**Goal of the exercise**
From the records below, extract all the text exactly and leave the images behind.

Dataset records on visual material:
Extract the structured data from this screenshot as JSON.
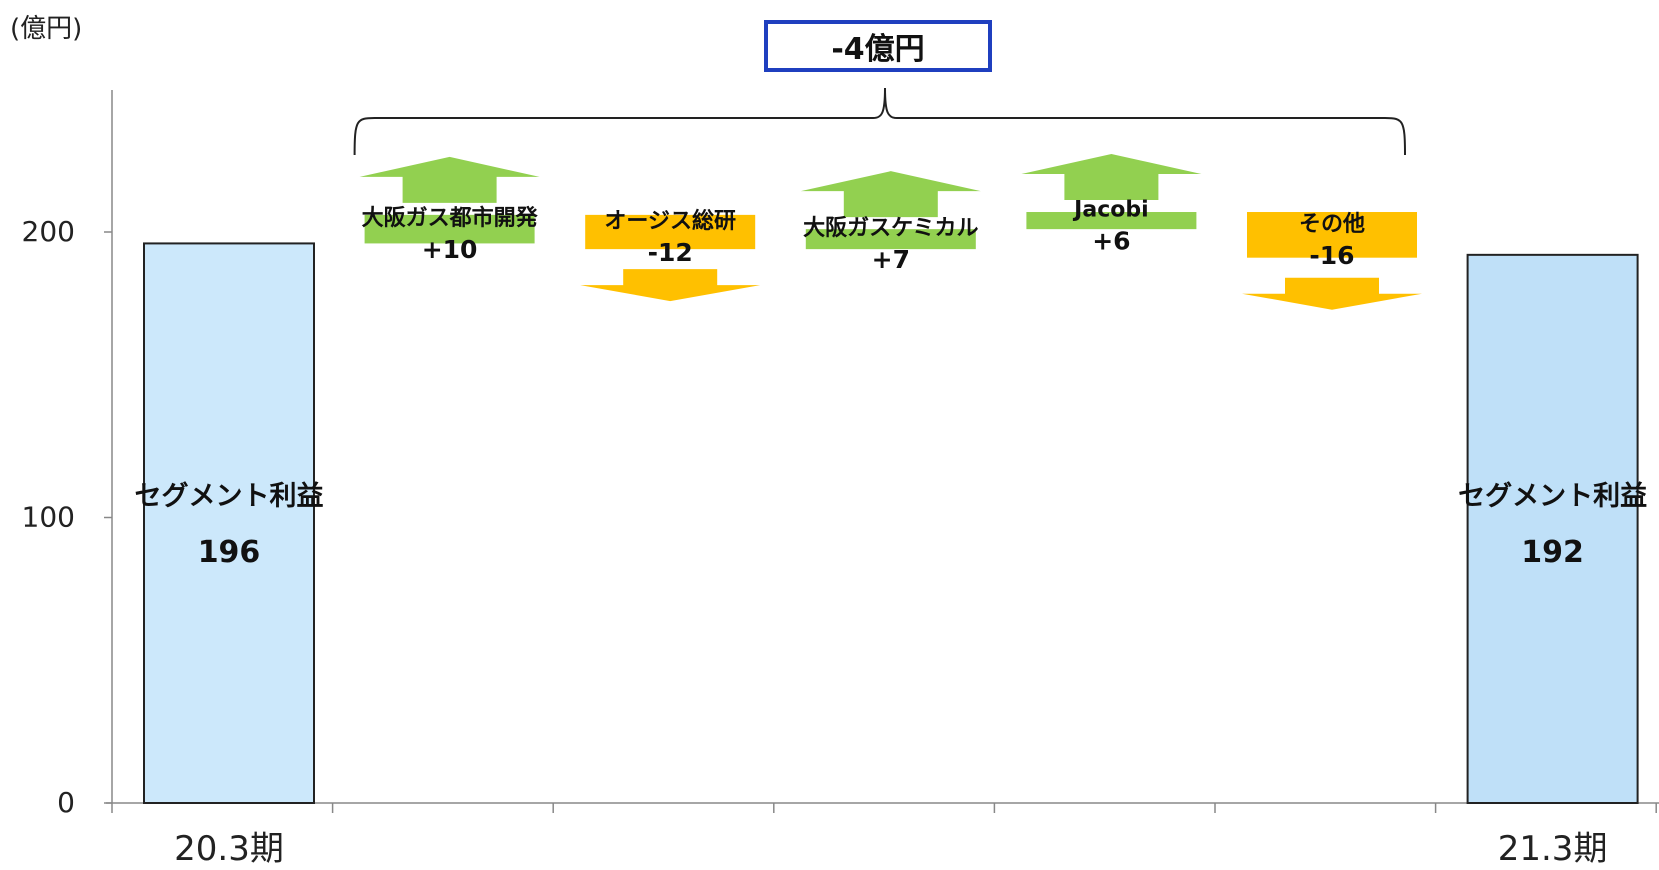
{
  "unit": "(億円)",
  "total_change_label": "-4億円",
  "chart_data": {
    "type": "bar",
    "subtype": "waterfall",
    "ylim": [
      0,
      240
    ],
    "yticks": [
      0,
      100,
      200
    ],
    "grid": false,
    "categories": [
      "20.3期",
      "大阪ガス都市開発",
      "オージス総研",
      "大阪ガスケミカル",
      "Jacobi",
      "その他",
      "21.3期"
    ],
    "start": {
      "label": "20.3期",
      "name": "セグメント利益",
      "value": 196
    },
    "end": {
      "label": "21.3期",
      "name": "セグメント利益",
      "value": 192
    },
    "changes": [
      {
        "name": "大阪ガス都市開発",
        "value": 10,
        "label": "+10"
      },
      {
        "name": "オージス総研",
        "value": -12,
        "label": "-12"
      },
      {
        "name": "大阪ガスケミカル",
        "value": 7,
        "label": "+7"
      },
      {
        "name": "Jacobi",
        "value": 6,
        "label": "+6"
      },
      {
        "name": "その他",
        "value": -16,
        "label": "-16"
      }
    ],
    "total_change": -4,
    "colors": {
      "bar_fill": "#cce8fb",
      "bar_fill_end": "#bfe0f8",
      "bar_stroke": "#222222",
      "increase": "#92d050",
      "decrease": "#ffc000",
      "axis": "#888888",
      "total_box_border": "#1f3fbf"
    }
  }
}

**Output of the exercise**
Extract the structured data from this screenshot as JSON.
{
  "unit": "(億円)",
  "total_change_label": "-4億円",
  "chart_data": {
    "type": "bar",
    "subtype": "waterfall",
    "ylim": [
      0,
      240
    ],
    "yticks": [
      0,
      100,
      200
    ],
    "grid": false,
    "categories": [
      "20.3期",
      "大阪ガス都市開発",
      "オージス総研",
      "大阪ガスケミカル",
      "Jacobi",
      "その他",
      "21.3期"
    ],
    "start": {
      "label": "20.3期",
      "name": "セグメント利益",
      "value": 196
    },
    "end": {
      "label": "21.3期",
      "name": "セグメント利益",
      "value": 192
    },
    "changes": [
      {
        "name": "大阪ガス都市開発",
        "value": 10,
        "label": "+10"
      },
      {
        "name": "オージス総研",
        "value": -12,
        "label": "-12"
      },
      {
        "name": "大阪ガスケミカル",
        "value": 7,
        "label": "+7"
      },
      {
        "name": "Jacobi",
        "value": 6,
        "label": "+6"
      },
      {
        "name": "その他",
        "value": -16,
        "label": "-16"
      }
    ],
    "total_change": -4,
    "colors": {
      "bar_fill": "#cce8fb",
      "bar_fill_end": "#bfe0f8",
      "bar_stroke": "#222222",
      "increase": "#92d050",
      "decrease": "#ffc000",
      "axis": "#888888",
      "total_box_border": "#1f3fbf"
    }
  }
}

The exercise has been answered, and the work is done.